Request | Collect every row that contains the string "alarm", treating uppercase and lowercase letters as different.

(Annotated layout elements)

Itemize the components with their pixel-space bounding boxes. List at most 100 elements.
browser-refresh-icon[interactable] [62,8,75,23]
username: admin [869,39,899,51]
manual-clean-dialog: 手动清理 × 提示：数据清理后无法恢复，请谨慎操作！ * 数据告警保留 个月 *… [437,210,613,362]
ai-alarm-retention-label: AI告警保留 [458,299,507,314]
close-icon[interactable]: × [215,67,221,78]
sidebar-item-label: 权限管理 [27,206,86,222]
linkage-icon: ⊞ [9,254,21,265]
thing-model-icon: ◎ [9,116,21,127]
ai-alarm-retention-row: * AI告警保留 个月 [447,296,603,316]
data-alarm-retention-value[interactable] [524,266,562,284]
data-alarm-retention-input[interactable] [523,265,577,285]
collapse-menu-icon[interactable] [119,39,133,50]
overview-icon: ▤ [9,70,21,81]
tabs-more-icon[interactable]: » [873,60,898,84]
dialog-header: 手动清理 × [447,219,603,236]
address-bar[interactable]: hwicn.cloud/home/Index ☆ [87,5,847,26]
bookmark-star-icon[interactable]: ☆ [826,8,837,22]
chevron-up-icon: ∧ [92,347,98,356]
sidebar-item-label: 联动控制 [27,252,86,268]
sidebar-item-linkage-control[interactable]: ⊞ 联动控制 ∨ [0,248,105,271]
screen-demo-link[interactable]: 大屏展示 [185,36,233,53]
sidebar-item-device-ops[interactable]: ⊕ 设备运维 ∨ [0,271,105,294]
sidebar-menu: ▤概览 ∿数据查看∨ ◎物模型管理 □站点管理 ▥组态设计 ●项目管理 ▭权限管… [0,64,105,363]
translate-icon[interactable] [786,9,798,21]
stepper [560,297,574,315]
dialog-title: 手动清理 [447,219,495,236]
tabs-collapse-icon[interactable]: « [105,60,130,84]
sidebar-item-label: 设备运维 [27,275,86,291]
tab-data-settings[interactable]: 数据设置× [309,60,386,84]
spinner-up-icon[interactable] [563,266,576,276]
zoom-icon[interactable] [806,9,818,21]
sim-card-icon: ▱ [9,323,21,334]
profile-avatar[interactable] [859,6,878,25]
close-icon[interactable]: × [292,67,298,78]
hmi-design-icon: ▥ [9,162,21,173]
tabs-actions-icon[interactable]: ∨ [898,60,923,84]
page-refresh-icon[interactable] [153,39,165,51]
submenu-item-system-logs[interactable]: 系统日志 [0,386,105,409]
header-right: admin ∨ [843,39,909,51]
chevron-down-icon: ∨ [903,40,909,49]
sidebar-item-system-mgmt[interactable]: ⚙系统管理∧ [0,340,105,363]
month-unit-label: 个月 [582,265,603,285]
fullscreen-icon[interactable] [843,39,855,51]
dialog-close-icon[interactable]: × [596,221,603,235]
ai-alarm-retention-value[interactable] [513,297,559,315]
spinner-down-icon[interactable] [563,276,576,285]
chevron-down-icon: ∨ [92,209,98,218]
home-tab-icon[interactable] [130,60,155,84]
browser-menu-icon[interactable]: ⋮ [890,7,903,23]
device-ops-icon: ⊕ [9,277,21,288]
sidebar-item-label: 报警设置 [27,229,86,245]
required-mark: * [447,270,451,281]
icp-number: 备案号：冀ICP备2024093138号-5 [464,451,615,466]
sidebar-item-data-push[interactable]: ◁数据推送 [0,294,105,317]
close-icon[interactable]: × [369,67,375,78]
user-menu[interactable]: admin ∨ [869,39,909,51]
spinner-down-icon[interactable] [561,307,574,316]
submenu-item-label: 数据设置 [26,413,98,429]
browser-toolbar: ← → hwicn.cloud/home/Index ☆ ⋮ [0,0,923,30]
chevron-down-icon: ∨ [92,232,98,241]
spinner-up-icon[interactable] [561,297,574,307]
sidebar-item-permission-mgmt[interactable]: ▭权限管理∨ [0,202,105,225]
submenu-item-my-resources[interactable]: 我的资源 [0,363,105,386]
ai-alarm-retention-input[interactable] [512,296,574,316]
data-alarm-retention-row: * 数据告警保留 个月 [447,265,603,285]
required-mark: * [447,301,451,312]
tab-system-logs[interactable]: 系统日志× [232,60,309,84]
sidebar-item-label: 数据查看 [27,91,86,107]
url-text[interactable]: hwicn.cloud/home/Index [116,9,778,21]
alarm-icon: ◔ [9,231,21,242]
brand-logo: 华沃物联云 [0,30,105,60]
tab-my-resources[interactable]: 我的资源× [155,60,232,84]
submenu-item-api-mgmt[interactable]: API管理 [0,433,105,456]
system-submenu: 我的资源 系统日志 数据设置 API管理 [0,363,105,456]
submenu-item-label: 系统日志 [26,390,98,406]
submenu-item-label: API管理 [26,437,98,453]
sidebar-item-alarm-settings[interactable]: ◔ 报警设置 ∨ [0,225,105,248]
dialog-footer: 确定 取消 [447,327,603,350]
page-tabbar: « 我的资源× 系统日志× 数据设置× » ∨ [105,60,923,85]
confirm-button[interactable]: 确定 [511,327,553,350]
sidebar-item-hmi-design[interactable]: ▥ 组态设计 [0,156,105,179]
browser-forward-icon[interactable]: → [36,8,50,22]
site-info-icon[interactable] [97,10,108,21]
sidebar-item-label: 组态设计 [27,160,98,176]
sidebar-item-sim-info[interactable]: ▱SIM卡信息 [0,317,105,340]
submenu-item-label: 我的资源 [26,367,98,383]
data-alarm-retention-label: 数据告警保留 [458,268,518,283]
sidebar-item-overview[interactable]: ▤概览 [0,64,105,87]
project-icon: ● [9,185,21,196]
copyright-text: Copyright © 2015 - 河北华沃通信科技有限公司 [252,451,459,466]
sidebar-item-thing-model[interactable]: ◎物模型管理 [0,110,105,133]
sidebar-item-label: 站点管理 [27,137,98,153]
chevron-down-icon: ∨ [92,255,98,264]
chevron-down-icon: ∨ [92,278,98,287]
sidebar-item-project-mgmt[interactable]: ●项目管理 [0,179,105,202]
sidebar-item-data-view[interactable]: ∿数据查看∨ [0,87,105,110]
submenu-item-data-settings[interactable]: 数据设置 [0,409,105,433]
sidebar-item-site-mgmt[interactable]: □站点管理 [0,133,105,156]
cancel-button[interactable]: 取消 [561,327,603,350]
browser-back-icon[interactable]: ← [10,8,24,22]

Exercise result |
ai-alarm-retention-label: AI告警保留 [458,299,507,314]
ai-alarm-retention-row: * AI告警保留 个月 [447,296,603,316]
data-alarm-retention-value[interactable] [524,266,562,284]
data-alarm-retention-input[interactable] [523,265,577,285]
ai-alarm-retention-value[interactable] [513,297,559,315]
ai-alarm-retention-input[interactable] [512,296,574,316]
data-alarm-retention-row: * 数据告警保留 个月 [447,265,603,285]
alarm-icon: ◔ [9,231,21,242]
sidebar-item-alarm-settings[interactable]: ◔ 报警设置 ∨ [0,225,105,248]
data-alarm-retention-label: 数据告警保留 [458,268,518,283]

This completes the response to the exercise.